• [GIVEN RECORDS]:
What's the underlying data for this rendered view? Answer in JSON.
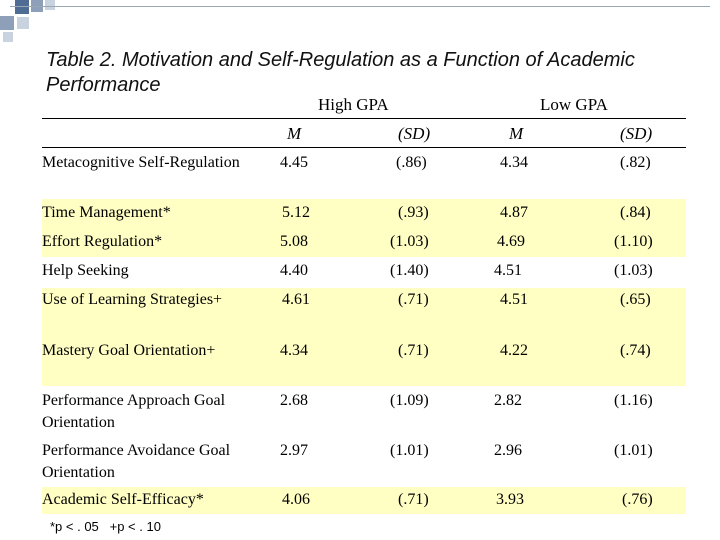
{
  "title": "Table 2. Motivation and Self-Regulation as a Function of Academic Performance",
  "groups": {
    "high": "High GPA",
    "low": "Low GPA"
  },
  "subheaders": {
    "mean": "M",
    "sd": "(SD)"
  },
  "rows": [
    {
      "label": "Metacognitive Self-Regulation",
      "high_m": "4.45",
      "high_sd": "(.86)",
      "low_m": "4.34",
      "low_sd": "(.82)",
      "highlight": false
    },
    {
      "label": "Time Management*",
      "high_m": "5.12",
      "high_sd": "(.93)",
      "low_m": "4.87",
      "low_sd": "(.84)",
      "highlight": true
    },
    {
      "label": "Effort Regulation*",
      "high_m": "5.08",
      "high_sd": "(1.03)",
      "low_m": "4.69",
      "low_sd": "(1.10)",
      "highlight": true
    },
    {
      "label": "Help Seeking",
      "high_m": "4.40",
      "high_sd": "(1.40)",
      "low_m": "4.51",
      "low_sd": "(1.03)",
      "highlight": false
    },
    {
      "label": "Use of Learning Strategies+",
      "high_m": "4.61",
      "high_sd": "(.71)",
      "low_m": "4.51",
      "low_sd": "(.65)",
      "highlight": true
    },
    {
      "label": "Mastery Goal Orientation+",
      "high_m": "4.34",
      "high_sd": "(.71)",
      "low_m": "4.22",
      "low_sd": "(.74)",
      "highlight": true
    },
    {
      "label": "Performance Approach Goal Orientation",
      "high_m": "2.68",
      "high_sd": "(1.09)",
      "low_m": "2.82",
      "low_sd": "(1.16)",
      "highlight": false
    },
    {
      "label": "Performance Avoidance Goal Orientation",
      "high_m": "2.97",
      "high_sd": "(1.01)",
      "low_m": "2.96",
      "low_sd": "(1.01)",
      "highlight": false
    },
    {
      "label": "Academic Self-Efficacy*",
      "high_m": "4.06",
      "high_sd": "(.71)",
      "low_m": "3.93",
      "low_sd": "(.76)",
      "highlight": true
    }
  ],
  "footnote": "*p < . 05   +p < . 10",
  "colors": {
    "highlight": "#ffffc4",
    "deco_dark": "#4f6d94",
    "deco_light": "#c9d3e0"
  }
}
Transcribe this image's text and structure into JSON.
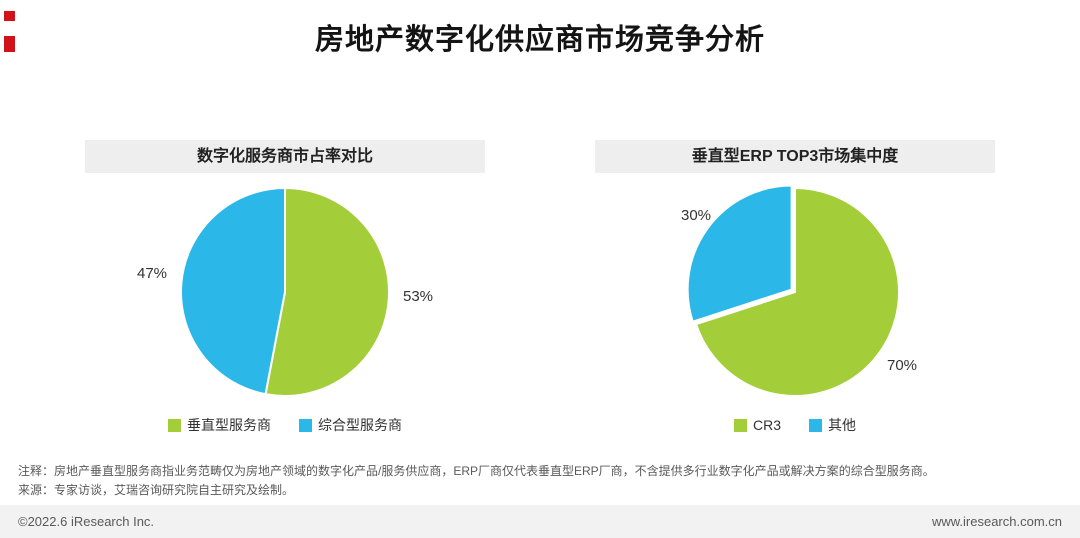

• [WHAT TO WORK ON]: Say how many lines of the data include the word "Academic". Respond with the number alone.

• [REPLY]: 2